WHAT IS NEEDED
Identify each line containing the word "Heat" and copy it.
_ _ _ _
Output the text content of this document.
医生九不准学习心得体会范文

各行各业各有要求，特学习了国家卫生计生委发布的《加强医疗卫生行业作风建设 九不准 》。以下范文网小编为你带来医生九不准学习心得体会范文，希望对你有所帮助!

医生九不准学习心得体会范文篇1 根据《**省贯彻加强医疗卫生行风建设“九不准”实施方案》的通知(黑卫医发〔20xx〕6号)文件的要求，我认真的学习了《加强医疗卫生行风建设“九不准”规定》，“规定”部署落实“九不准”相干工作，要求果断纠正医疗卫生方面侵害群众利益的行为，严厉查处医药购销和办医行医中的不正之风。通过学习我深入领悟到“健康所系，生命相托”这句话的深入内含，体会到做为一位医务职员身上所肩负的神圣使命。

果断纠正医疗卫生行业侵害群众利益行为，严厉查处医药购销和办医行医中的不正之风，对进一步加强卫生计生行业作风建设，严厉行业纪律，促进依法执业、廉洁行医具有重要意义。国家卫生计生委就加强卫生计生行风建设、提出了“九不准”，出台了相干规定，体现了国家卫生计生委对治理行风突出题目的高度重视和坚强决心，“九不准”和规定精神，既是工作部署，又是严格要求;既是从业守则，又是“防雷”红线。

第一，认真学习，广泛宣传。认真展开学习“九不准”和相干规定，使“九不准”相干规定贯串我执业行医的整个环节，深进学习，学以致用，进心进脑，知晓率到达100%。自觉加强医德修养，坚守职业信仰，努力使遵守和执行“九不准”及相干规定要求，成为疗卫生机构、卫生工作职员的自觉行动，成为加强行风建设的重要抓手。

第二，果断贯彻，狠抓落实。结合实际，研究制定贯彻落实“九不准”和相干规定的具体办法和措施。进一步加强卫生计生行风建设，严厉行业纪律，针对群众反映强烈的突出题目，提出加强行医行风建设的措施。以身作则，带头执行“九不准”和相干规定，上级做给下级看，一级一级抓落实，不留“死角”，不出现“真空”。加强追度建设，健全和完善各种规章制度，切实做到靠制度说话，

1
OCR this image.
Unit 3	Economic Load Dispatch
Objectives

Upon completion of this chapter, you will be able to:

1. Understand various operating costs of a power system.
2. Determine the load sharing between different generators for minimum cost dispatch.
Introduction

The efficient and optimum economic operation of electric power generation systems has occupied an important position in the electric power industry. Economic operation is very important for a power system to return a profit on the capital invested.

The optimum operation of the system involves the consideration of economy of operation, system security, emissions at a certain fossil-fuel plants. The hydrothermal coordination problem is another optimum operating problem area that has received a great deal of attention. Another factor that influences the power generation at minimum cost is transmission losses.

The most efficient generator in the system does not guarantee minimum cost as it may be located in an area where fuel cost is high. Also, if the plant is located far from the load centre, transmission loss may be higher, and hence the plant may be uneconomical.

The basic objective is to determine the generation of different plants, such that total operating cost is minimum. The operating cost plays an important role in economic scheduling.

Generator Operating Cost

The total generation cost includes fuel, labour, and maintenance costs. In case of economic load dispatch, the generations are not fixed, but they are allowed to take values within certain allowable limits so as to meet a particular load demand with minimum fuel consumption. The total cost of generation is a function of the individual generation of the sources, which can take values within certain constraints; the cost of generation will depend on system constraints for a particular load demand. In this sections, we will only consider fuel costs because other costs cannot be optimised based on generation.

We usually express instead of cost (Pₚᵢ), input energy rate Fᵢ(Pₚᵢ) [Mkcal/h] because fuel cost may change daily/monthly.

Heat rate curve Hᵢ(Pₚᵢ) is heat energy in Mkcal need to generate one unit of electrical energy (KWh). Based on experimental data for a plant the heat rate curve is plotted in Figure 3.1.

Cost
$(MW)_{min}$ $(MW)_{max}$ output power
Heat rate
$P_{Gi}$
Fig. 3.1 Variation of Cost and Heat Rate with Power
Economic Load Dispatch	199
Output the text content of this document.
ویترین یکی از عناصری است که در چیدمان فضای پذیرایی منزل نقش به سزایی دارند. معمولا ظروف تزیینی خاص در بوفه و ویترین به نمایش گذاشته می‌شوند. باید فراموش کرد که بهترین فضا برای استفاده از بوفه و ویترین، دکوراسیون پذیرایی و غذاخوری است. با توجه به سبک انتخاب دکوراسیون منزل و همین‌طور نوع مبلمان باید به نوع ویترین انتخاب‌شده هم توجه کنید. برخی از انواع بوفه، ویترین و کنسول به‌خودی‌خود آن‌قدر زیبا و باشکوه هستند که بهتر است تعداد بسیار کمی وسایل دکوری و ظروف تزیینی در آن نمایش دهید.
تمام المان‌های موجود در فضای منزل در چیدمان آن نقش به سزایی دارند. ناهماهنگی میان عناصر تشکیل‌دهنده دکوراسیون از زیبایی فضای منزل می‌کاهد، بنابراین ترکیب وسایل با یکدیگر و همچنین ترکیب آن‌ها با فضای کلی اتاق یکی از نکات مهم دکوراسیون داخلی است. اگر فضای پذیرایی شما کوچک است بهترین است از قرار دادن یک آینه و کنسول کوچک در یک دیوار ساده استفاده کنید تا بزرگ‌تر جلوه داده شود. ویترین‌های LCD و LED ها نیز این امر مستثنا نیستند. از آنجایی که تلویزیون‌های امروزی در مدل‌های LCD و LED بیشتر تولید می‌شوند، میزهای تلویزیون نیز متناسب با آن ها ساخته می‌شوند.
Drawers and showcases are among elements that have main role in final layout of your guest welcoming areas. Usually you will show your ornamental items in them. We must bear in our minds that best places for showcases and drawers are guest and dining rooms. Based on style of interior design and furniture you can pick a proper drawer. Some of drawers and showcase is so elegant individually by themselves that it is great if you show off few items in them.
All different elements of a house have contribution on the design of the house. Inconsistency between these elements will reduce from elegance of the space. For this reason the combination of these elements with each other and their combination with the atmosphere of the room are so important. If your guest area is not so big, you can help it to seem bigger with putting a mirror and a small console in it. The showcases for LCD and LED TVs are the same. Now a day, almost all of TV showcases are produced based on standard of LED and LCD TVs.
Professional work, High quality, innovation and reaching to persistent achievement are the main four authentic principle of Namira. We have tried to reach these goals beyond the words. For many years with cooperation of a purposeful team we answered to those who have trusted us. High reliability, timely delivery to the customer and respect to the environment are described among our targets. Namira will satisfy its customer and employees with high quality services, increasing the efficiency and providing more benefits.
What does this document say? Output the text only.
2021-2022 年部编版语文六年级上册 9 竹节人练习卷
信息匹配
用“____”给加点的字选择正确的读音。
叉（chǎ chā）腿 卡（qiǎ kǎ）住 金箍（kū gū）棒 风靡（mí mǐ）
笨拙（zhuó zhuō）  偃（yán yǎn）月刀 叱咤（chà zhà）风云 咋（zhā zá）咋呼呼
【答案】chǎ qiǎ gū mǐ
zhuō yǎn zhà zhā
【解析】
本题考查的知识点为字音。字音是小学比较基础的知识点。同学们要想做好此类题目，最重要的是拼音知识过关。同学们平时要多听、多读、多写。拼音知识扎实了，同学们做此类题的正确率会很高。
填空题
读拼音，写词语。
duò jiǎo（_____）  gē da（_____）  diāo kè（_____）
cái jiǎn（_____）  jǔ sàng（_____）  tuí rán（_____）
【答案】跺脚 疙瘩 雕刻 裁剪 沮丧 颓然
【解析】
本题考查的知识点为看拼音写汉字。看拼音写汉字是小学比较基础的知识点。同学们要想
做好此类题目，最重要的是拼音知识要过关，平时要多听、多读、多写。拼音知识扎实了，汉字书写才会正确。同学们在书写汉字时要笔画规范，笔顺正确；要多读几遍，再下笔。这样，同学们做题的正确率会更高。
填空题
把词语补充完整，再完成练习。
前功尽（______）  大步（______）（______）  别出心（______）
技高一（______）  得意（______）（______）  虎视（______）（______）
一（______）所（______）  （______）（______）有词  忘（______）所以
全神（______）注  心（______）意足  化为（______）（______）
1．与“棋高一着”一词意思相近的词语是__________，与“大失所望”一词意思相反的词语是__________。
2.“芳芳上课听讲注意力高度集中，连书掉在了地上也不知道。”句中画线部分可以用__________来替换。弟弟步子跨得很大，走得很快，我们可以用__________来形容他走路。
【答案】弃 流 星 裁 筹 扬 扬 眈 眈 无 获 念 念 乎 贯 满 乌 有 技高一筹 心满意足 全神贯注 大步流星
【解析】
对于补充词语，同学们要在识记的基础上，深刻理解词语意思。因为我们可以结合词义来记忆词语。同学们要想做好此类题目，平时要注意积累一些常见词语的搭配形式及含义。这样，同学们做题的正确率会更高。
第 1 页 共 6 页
_ _ _ _
CORRECT ANSWER
Heat rate curve Hᵢ(Pₚᵢ) is heat energy in Mkcal need to generate one unit of electrical energy (KWh). Based on experimental data for a plant the heat rate curve is plotted in Figure 3.1.
Heat rate
Fig. 3.1 Variation of Cost and Heat Rate with Power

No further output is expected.